(PROBLEM REQUIREMENTS)
Repeat each record exactly as written, and drop any images.

(STORED RECORDS)

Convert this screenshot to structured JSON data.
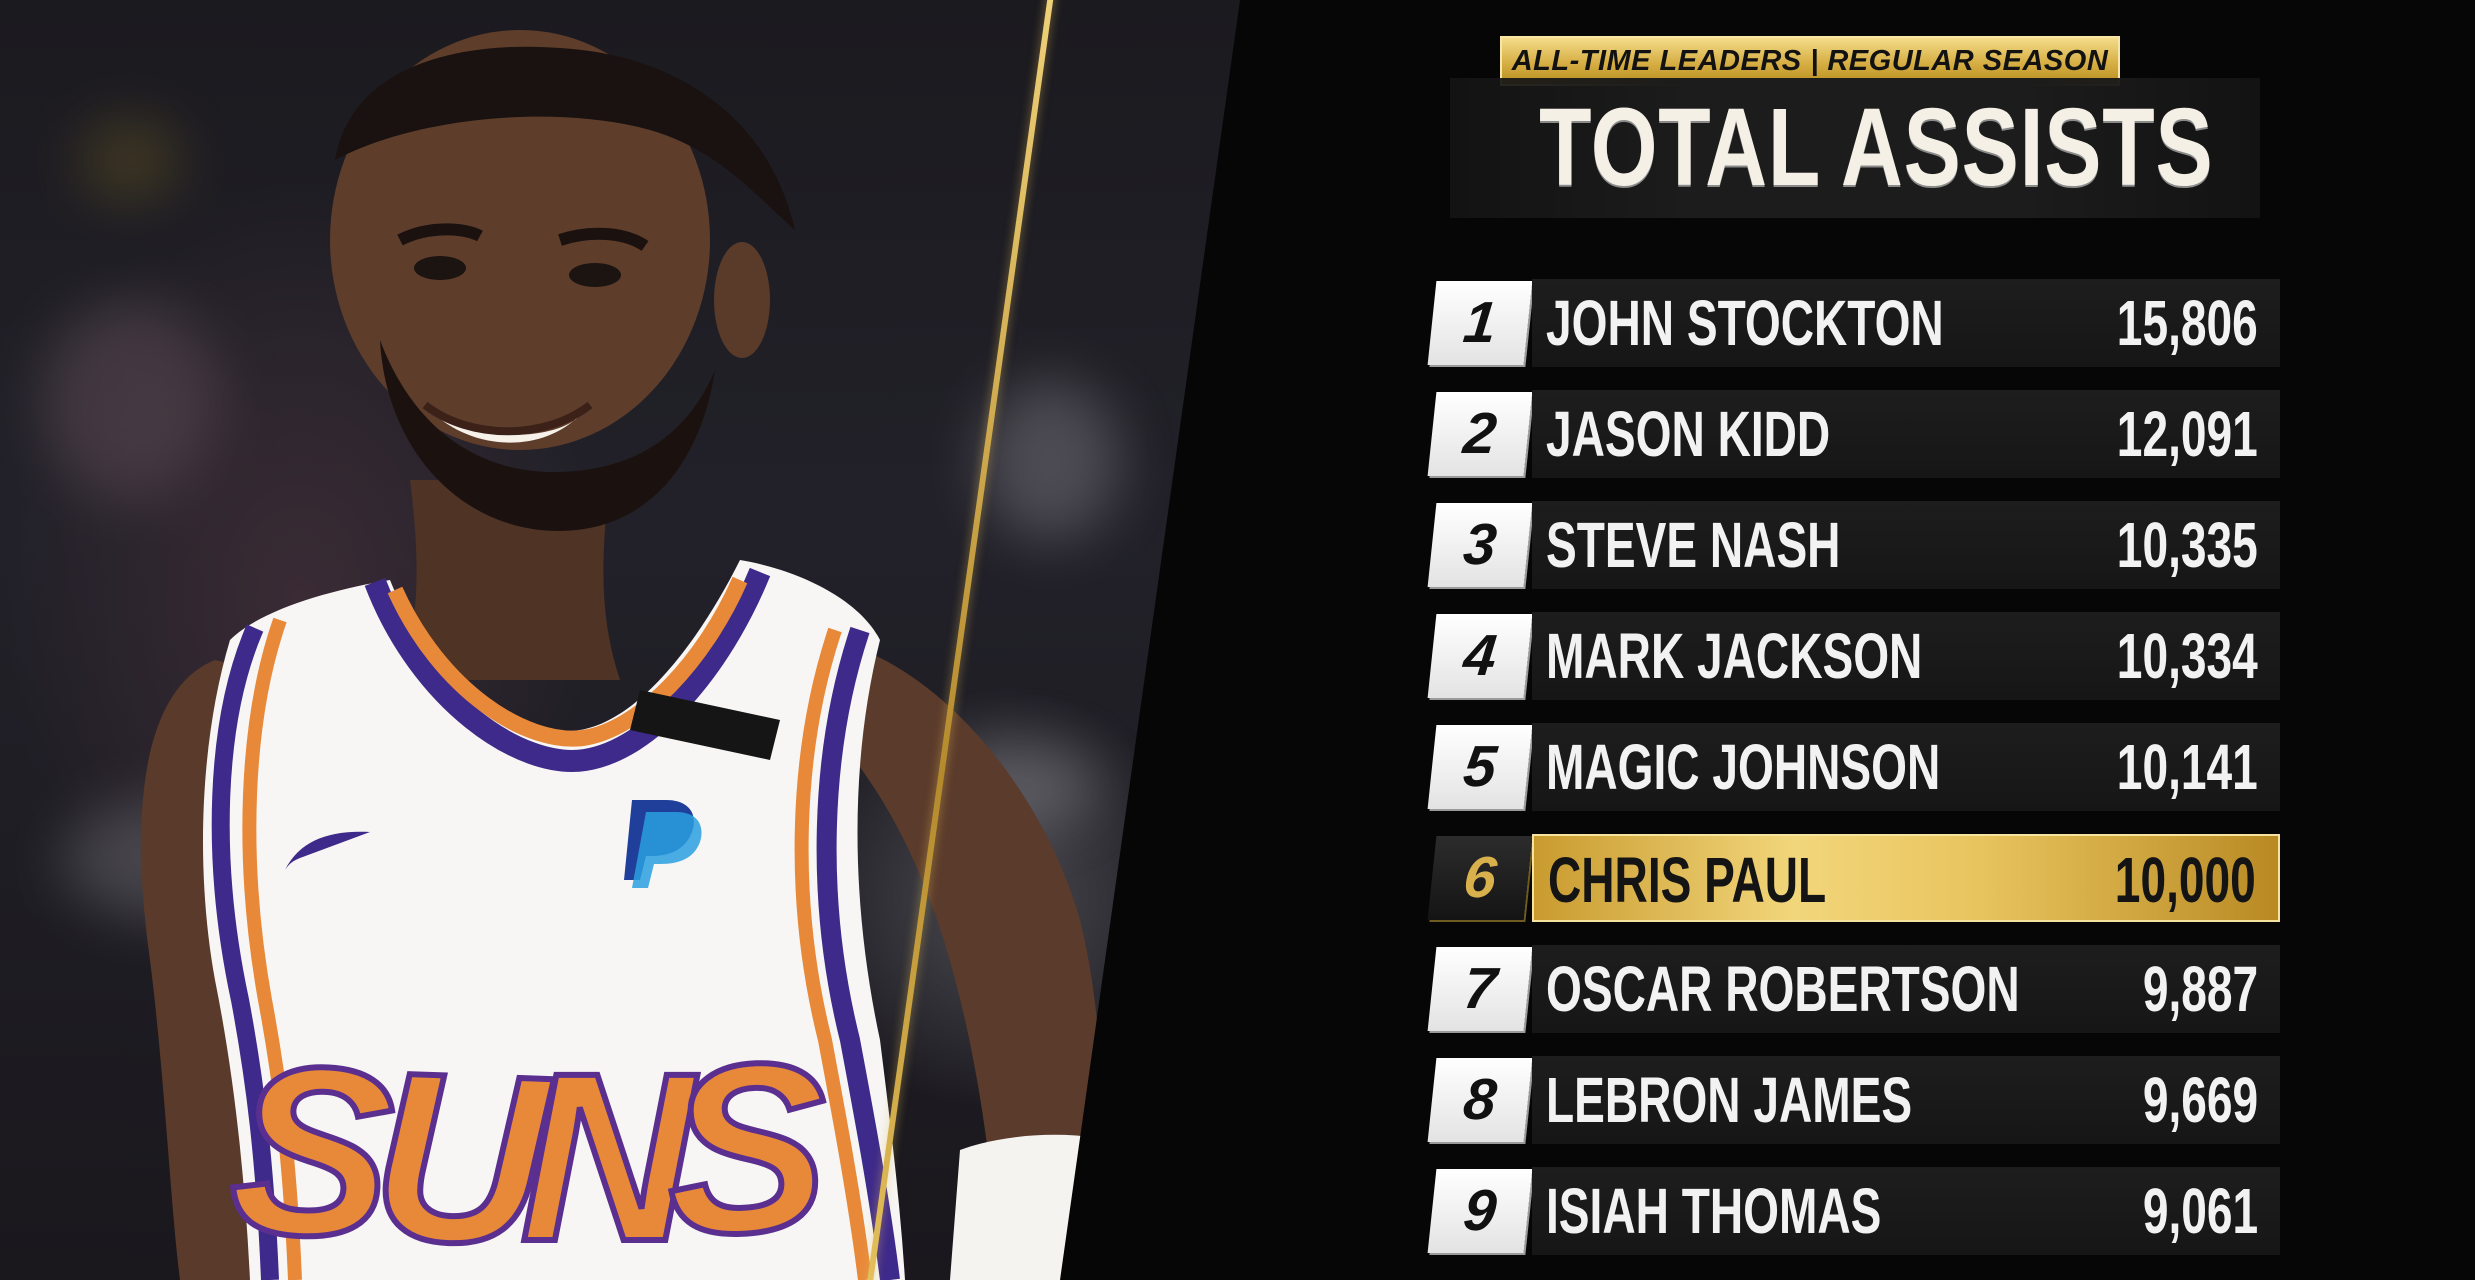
{
  "graphic": {
    "subtitle": "ALL-TIME LEADERS | REGULAR SEASON",
    "title": "TOTAL ASSISTS"
  },
  "photo": {
    "jersey_wordmark": "SUNS",
    "sponsor_label": "PayPal",
    "colors": {
      "jersey": "#f7f6f4",
      "jersey_trim_orange": "#e8893a",
      "jersey_trim_purple": "#3e2a8a",
      "skin": "#5a3a2a",
      "background": "#1d1b21"
    }
  },
  "leaders": [
    {
      "rank": "1",
      "name": "JOHN STOCKTON",
      "assists": "15,806",
      "highlight": false
    },
    {
      "rank": "2",
      "name": "JASON KIDD",
      "assists": "12,091",
      "highlight": false
    },
    {
      "rank": "3",
      "name": "STEVE NASH",
      "assists": "10,335",
      "highlight": false
    },
    {
      "rank": "4",
      "name": "MARK JACKSON",
      "assists": "10,334",
      "highlight": false
    },
    {
      "rank": "5",
      "name": "MAGIC JOHNSON",
      "assists": "10,141",
      "highlight": false
    },
    {
      "rank": "6",
      "name": "CHRIS PAUL",
      "assists": "10,000",
      "highlight": true
    },
    {
      "rank": "7",
      "name": "OSCAR ROBERTSON",
      "assists": "9,887",
      "highlight": false
    },
    {
      "rank": "8",
      "name": "LEBRON JAMES",
      "assists": "9,669",
      "highlight": false
    },
    {
      "rank": "9",
      "name": "ISIAH THOMAS",
      "assists": "9,061",
      "highlight": false
    }
  ],
  "colors": {
    "gold_accent": "#e6c35e",
    "row_dark": "#1a1a1a",
    "text_light": "#f2f2f2"
  }
}
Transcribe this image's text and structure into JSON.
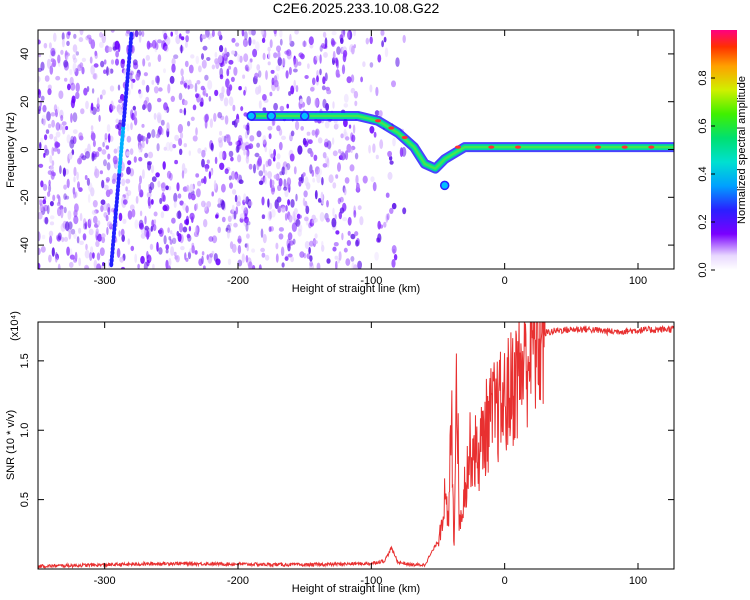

(CORRECT RESPONSE)
Convert this screenshot to structured JSON data.
{
  "graphic": {
    "subtitle": "ALL-TIME LEADERS | REGULAR SEASON",
    "title": "TOTAL ASSISTS"
  },
  "photo": {
    "jersey_wordmark": "SUNS",
    "sponsor_label": "PayPal",
    "colors": {
      "jersey": "#f7f6f4",
      "jersey_trim_orange": "#e8893a",
      "jersey_trim_purple": "#3e2a8a",
      "skin": "#5a3a2a",
      "background": "#1d1b21"
    }
  },
  "leaders": [
    {
      "rank": "1",
      "name": "JOHN STOCKTON",
      "assists": "15,806",
      "highlight": false
    },
    {
      "rank": "2",
      "name": "JASON KIDD",
      "assists": "12,091",
      "highlight": false
    },
    {
      "rank": "3",
      "name": "STEVE NASH",
      "assists": "10,335",
      "highlight": false
    },
    {
      "rank": "4",
      "name": "MARK JACKSON",
      "assists": "10,334",
      "highlight": false
    },
    {
      "rank": "5",
      "name": "MAGIC JOHNSON",
      "assists": "10,141",
      "highlight": false
    },
    {
      "rank": "6",
      "name": "CHRIS PAUL",
      "assists": "10,000",
      "highlight": true
    },
    {
      "rank": "7",
      "name": "OSCAR ROBERTSON",
      "assists": "9,887",
      "highlight": false
    },
    {
      "rank": "8",
      "name": "LEBRON JAMES",
      "assists": "9,669",
      "highlight": false
    },
    {
      "rank": "9",
      "name": "ISIAH THOMAS",
      "assists": "9,061",
      "highlight": false
    }
  ],
  "colors": {
    "gold_accent": "#e6c35e",
    "row_dark": "#1a1a1a",
    "text_light": "#f2f2f2"
  }
}
Transcribe this image's text and structure into JSON.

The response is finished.